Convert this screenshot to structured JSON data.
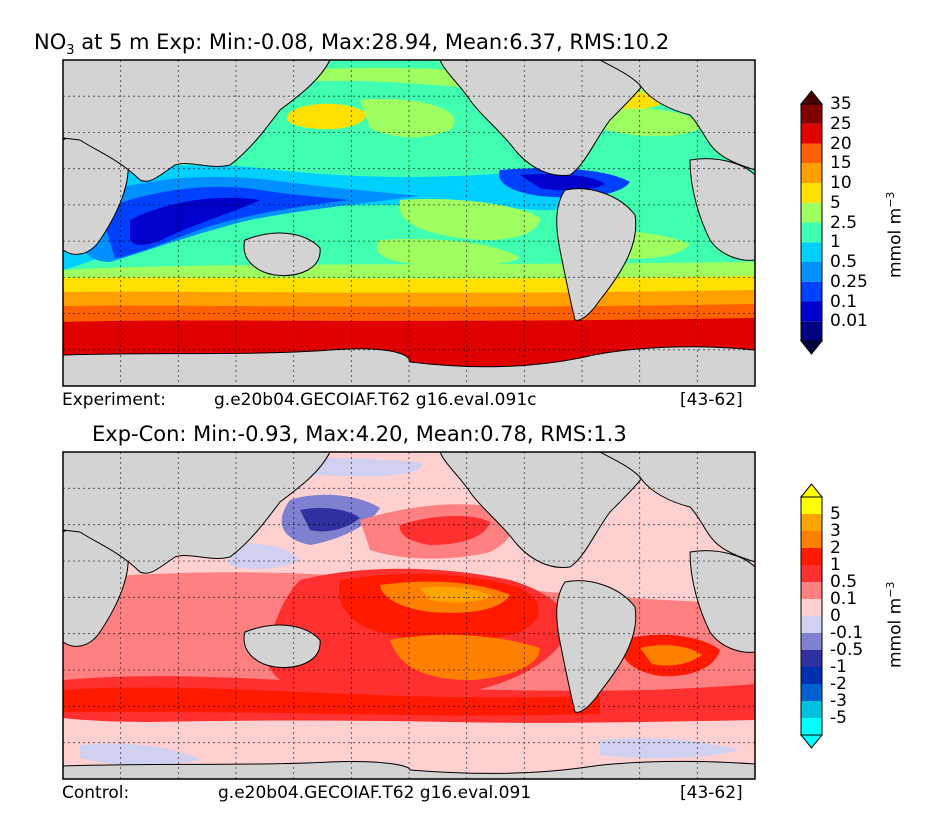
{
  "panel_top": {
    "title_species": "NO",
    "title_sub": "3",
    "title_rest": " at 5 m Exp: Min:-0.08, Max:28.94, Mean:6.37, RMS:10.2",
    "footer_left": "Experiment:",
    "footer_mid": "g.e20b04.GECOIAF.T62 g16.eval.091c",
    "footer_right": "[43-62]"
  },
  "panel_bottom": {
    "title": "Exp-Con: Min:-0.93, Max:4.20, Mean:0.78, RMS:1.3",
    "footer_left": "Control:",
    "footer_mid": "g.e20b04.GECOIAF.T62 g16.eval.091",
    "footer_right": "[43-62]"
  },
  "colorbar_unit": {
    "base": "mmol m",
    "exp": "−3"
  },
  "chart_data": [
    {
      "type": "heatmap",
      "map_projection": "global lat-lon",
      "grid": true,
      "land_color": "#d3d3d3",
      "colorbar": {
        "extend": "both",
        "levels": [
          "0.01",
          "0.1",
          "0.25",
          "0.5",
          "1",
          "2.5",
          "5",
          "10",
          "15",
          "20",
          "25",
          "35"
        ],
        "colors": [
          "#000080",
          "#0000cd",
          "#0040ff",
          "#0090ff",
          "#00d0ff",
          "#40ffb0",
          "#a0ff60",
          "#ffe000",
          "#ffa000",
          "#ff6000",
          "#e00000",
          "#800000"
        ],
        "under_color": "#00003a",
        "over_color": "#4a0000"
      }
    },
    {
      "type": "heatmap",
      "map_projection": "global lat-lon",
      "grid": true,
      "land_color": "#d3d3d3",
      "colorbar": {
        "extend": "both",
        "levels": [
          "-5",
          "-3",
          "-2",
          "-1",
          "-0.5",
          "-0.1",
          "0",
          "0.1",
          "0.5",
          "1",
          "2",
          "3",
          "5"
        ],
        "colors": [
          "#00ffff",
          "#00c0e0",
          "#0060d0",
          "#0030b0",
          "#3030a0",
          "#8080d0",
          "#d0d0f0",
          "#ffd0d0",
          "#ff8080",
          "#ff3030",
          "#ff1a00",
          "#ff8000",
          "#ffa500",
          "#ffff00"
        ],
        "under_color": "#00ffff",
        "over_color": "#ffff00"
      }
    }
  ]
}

★ ★ ★

Leave out the pictures and restate everything else word for word.

Completed exercise:
Convert this screenshot to structured JSON data.
{
  "panel_top": {
    "title_species": "NO",
    "title_sub": "3",
    "title_rest": " at 5 m Exp: Min:-0.08, Max:28.94, Mean:6.37, RMS:10.2",
    "footer_left": "Experiment:",
    "footer_mid": "g.e20b04.GECOIAF.T62 g16.eval.091c",
    "footer_right": "[43-62]"
  },
  "panel_bottom": {
    "title": "Exp-Con: Min:-0.93, Max:4.20, Mean:0.78, RMS:1.3",
    "footer_left": "Control:",
    "footer_mid": "g.e20b04.GECOIAF.T62 g16.eval.091",
    "footer_right": "[43-62]"
  },
  "colorbar_unit": {
    "base": "mmol m",
    "exp": "−3"
  },
  "chart_data": [
    {
      "type": "heatmap",
      "map_projection": "global lat-lon",
      "grid": true,
      "land_color": "#d3d3d3",
      "colorbar": {
        "extend": "both",
        "levels": [
          "0.01",
          "0.1",
          "0.25",
          "0.5",
          "1",
          "2.5",
          "5",
          "10",
          "15",
          "20",
          "25",
          "35"
        ],
        "colors": [
          "#000080",
          "#0000cd",
          "#0040ff",
          "#0090ff",
          "#00d0ff",
          "#40ffb0",
          "#a0ff60",
          "#ffe000",
          "#ffa000",
          "#ff6000",
          "#e00000",
          "#800000"
        ],
        "under_color": "#00003a",
        "over_color": "#4a0000"
      }
    },
    {
      "type": "heatmap",
      "map_projection": "global lat-lon",
      "grid": true,
      "land_color": "#d3d3d3",
      "colorbar": {
        "extend": "both",
        "levels": [
          "-5",
          "-3",
          "-2",
          "-1",
          "-0.5",
          "-0.1",
          "0",
          "0.1",
          "0.5",
          "1",
          "2",
          "3",
          "5"
        ],
        "colors": [
          "#00ffff",
          "#00c0e0",
          "#0060d0",
          "#0030b0",
          "#3030a0",
          "#8080d0",
          "#d0d0f0",
          "#ffd0d0",
          "#ff8080",
          "#ff3030",
          "#ff1a00",
          "#ff8000",
          "#ffa500",
          "#ffff00"
        ],
        "under_color": "#00ffff",
        "over_color": "#ffff00"
      }
    }
  ]
}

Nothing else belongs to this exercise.